# Exercise directions
Will you restate verbatim the lines running from the line with "Parse this screenshot: output" to the end of the data, leaving out everything else?

# Supplied material
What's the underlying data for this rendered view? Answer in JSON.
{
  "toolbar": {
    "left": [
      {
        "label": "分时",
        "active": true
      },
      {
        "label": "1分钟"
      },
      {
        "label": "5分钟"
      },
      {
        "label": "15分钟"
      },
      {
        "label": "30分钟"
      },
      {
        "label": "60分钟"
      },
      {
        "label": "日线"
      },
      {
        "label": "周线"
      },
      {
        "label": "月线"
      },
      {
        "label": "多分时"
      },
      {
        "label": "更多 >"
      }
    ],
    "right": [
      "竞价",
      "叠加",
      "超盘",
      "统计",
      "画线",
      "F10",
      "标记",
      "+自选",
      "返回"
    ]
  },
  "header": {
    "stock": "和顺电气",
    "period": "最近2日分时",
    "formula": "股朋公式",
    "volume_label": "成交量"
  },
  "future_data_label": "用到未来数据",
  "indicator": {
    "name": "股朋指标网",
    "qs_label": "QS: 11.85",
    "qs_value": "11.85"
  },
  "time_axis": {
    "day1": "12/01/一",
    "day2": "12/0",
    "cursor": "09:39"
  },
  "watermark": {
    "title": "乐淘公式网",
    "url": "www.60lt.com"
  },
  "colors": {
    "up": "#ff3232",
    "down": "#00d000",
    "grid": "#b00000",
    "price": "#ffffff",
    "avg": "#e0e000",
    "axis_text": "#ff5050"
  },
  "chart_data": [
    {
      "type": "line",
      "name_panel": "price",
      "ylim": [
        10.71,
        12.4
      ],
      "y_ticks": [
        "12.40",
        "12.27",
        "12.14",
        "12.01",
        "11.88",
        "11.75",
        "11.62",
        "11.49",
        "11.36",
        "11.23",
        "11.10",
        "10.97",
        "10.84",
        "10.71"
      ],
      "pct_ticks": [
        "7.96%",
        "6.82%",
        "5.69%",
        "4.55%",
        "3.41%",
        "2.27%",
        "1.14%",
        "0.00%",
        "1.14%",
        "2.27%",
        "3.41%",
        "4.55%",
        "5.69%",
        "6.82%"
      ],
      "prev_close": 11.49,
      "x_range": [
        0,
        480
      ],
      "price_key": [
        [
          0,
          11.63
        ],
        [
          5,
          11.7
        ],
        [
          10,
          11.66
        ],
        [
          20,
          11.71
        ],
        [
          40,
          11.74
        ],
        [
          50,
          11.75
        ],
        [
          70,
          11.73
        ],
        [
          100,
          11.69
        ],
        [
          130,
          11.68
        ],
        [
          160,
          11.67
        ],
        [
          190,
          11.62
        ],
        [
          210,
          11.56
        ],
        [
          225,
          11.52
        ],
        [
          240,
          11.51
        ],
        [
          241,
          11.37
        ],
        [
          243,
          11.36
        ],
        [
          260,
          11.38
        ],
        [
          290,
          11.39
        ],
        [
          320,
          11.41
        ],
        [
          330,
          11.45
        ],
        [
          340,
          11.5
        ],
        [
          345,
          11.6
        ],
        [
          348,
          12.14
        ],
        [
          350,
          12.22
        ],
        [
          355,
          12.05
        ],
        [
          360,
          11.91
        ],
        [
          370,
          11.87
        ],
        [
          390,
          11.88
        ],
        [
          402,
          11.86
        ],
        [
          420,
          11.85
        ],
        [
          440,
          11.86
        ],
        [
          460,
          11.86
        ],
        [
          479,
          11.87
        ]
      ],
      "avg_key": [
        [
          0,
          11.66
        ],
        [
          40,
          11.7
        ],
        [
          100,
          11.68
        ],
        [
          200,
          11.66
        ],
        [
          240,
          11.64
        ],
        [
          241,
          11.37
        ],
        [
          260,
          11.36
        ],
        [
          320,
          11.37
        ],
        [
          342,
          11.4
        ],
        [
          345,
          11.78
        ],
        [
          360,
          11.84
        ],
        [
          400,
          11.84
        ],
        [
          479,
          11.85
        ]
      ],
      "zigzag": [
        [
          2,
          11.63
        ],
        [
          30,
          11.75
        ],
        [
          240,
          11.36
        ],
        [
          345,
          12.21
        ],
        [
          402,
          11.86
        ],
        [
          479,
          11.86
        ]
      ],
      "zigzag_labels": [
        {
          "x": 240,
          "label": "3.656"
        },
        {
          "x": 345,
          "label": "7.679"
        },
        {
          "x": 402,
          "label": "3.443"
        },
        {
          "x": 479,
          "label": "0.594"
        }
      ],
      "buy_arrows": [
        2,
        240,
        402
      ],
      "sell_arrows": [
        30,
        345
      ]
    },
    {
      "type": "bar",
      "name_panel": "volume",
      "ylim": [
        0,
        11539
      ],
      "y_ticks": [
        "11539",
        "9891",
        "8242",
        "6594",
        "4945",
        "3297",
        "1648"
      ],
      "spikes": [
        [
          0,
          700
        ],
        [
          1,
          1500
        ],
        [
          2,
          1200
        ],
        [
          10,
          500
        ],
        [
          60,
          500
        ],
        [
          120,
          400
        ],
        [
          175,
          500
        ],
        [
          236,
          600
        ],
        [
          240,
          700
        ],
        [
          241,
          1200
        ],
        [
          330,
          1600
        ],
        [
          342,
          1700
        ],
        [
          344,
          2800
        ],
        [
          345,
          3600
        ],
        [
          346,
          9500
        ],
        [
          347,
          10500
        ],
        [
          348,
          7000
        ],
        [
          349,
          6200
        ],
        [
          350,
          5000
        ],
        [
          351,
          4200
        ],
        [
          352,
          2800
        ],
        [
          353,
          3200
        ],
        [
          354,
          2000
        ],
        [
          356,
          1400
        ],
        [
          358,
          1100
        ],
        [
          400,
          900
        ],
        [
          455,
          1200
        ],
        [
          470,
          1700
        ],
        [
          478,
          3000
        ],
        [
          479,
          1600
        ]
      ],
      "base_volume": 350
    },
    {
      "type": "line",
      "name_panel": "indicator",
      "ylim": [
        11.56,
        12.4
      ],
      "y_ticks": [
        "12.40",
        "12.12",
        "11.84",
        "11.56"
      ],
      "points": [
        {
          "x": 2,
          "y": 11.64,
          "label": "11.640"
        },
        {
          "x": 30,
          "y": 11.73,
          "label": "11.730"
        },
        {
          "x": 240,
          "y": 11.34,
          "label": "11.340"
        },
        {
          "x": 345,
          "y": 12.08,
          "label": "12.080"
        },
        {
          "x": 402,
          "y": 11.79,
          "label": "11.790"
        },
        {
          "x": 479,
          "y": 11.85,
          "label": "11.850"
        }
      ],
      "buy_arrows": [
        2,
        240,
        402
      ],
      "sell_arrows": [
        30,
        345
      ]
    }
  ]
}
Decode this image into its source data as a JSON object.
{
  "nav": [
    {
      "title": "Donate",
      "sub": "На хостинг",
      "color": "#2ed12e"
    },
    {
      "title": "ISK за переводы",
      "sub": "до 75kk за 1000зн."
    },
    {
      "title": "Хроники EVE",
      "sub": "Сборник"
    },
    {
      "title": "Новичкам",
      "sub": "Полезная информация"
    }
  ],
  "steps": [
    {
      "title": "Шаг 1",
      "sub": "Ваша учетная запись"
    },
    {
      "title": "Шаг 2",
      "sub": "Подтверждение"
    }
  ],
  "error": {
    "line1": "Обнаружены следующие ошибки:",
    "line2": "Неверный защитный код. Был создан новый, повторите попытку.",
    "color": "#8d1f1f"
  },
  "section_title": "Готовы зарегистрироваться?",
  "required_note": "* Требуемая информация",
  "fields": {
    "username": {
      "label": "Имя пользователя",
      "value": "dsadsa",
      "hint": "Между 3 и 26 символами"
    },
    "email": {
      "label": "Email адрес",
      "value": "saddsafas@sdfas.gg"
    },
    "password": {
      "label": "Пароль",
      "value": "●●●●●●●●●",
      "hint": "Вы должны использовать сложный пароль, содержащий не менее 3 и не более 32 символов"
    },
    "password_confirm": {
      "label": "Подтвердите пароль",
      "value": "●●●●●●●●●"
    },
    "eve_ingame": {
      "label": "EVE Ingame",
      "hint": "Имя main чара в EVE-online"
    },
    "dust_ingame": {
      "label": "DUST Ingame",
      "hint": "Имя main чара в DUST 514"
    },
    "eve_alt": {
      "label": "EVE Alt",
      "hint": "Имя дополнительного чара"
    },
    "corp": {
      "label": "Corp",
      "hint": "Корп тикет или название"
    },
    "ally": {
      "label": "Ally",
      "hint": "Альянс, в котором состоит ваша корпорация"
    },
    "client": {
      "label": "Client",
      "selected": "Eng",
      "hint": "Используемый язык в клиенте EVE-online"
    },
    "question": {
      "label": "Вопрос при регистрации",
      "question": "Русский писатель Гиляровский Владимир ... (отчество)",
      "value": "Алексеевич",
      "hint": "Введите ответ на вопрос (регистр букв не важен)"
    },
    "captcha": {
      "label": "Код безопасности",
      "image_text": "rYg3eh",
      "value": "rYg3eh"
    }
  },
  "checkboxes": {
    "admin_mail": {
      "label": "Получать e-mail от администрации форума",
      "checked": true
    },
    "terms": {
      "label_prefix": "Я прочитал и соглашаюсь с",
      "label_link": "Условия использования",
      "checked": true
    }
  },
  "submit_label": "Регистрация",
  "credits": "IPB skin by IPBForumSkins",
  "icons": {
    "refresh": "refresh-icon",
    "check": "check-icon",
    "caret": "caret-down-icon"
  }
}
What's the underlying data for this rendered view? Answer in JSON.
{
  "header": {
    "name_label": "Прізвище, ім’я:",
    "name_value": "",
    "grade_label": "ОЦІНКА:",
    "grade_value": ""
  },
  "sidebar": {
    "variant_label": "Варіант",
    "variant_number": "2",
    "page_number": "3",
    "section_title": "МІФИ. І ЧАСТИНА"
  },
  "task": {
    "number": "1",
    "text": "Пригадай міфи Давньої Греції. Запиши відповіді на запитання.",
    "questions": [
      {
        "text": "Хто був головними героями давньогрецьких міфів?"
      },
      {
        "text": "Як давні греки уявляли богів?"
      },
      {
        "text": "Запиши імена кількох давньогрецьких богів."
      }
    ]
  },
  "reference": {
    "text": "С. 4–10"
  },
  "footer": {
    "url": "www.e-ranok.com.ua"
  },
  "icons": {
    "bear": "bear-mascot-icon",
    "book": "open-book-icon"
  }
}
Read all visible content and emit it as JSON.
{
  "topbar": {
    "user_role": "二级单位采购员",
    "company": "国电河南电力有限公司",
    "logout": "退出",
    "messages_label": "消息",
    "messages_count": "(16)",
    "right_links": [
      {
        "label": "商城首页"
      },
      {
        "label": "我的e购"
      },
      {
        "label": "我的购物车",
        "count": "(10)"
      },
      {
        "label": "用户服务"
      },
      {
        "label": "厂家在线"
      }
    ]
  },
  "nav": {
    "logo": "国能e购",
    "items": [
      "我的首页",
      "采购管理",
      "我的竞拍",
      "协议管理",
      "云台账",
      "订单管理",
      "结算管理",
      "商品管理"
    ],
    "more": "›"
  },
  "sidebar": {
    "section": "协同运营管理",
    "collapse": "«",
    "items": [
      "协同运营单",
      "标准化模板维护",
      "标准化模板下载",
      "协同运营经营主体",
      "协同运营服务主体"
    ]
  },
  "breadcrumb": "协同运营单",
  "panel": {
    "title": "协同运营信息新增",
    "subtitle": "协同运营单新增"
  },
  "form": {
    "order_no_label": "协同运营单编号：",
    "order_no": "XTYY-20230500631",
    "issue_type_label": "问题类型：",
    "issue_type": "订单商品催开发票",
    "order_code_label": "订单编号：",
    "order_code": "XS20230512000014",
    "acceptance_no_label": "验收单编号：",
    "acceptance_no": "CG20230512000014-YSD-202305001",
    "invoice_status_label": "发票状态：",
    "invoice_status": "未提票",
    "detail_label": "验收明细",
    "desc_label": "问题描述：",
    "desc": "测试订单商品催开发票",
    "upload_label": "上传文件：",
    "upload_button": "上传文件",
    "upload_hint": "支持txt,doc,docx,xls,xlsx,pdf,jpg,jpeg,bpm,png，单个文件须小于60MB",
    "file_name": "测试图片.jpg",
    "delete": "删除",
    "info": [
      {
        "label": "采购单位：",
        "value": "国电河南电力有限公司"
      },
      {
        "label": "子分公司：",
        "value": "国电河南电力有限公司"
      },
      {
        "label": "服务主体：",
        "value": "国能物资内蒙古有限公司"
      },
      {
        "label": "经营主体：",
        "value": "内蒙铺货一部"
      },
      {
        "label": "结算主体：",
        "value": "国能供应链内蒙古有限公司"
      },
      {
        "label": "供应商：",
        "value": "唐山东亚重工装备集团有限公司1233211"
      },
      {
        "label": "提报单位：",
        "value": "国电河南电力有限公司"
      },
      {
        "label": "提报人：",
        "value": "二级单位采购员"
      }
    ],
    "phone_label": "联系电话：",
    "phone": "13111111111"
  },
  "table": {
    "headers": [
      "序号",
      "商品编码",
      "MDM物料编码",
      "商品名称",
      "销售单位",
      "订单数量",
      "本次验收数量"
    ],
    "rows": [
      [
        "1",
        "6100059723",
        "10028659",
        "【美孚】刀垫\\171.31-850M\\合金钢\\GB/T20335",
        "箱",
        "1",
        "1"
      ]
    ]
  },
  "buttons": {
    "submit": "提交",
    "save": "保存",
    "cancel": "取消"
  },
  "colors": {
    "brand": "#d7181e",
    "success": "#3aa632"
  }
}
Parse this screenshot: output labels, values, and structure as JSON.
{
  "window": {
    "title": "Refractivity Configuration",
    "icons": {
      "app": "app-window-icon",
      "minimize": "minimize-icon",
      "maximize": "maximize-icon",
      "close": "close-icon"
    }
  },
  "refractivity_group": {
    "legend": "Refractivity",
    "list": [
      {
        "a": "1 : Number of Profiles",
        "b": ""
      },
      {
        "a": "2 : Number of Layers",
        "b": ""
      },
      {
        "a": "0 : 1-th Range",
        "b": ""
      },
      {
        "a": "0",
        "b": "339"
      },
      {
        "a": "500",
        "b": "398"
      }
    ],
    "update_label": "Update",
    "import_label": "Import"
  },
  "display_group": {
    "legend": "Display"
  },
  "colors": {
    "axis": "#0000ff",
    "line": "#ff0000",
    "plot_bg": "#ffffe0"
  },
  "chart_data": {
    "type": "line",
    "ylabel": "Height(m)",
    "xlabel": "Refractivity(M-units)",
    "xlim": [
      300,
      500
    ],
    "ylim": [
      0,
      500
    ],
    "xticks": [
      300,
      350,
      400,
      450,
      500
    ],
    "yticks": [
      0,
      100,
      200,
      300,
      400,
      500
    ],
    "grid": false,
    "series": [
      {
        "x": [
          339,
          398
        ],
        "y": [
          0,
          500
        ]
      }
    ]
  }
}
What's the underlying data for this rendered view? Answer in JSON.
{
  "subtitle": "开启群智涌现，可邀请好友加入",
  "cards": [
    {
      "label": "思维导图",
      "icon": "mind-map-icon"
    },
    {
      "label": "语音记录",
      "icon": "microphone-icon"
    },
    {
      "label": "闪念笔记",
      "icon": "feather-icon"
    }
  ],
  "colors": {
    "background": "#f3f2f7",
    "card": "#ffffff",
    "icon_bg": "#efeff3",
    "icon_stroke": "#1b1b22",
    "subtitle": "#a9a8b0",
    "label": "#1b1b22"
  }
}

# Exercise answer
Parse this screenshot: output labels, values, and structure as JSON.
{
  "window": {
    "title": "Refractivity Configuration",
    "icons": {
      "app": "app-window-icon",
      "minimize": "minimize-icon",
      "maximize": "maximize-icon",
      "close": "close-icon"
    }
  },
  "refractivity_group": {
    "legend": "Refractivity",
    "list": [
      {
        "a": "1 : Number of Profiles",
        "b": ""
      },
      {
        "a": "2 : Number of Layers",
        "b": ""
      },
      {
        "a": "0 : 1-th Range",
        "b": ""
      },
      {
        "a": "0",
        "b": "339"
      },
      {
        "a": "500",
        "b": "398"
      }
    ],
    "update_label": "Update",
    "import_label": "Import"
  },
  "display_group": {
    "legend": "Display"
  },
  "colors": {
    "axis": "#0000ff",
    "line": "#ff0000",
    "plot_bg": "#ffffe0"
  },
  "chart_data": {
    "type": "line",
    "ylabel": "Height(m)",
    "xlabel": "Refractivity(M-units)",
    "xlim": [
      300,
      500
    ],
    "ylim": [
      0,
      500
    ],
    "xticks": [
      300,
      350,
      400,
      450,
      500
    ],
    "yticks": [
      0,
      100,
      200,
      300,
      400,
      500
    ],
    "grid": false,
    "series": [
      {
        "x": [
          339,
          398
        ],
        "y": [
          0,
          500
        ]
      }
    ]
  }
}
What's the underlying data for this rendered view? Answer in JSON.
{
  "subtitle": "开启群智涌现，可邀请好友加入",
  "cards": [
    {
      "label": "思维导图",
      "icon": "mind-map-icon"
    },
    {
      "label": "语音记录",
      "icon": "microphone-icon"
    },
    {
      "label": "闪念笔记",
      "icon": "feather-icon"
    }
  ],
  "colors": {
    "background": "#f3f2f7",
    "card": "#ffffff",
    "icon_bg": "#efeff3",
    "icon_stroke": "#1b1b22",
    "subtitle": "#a9a8b0",
    "label": "#1b1b22"
  }
}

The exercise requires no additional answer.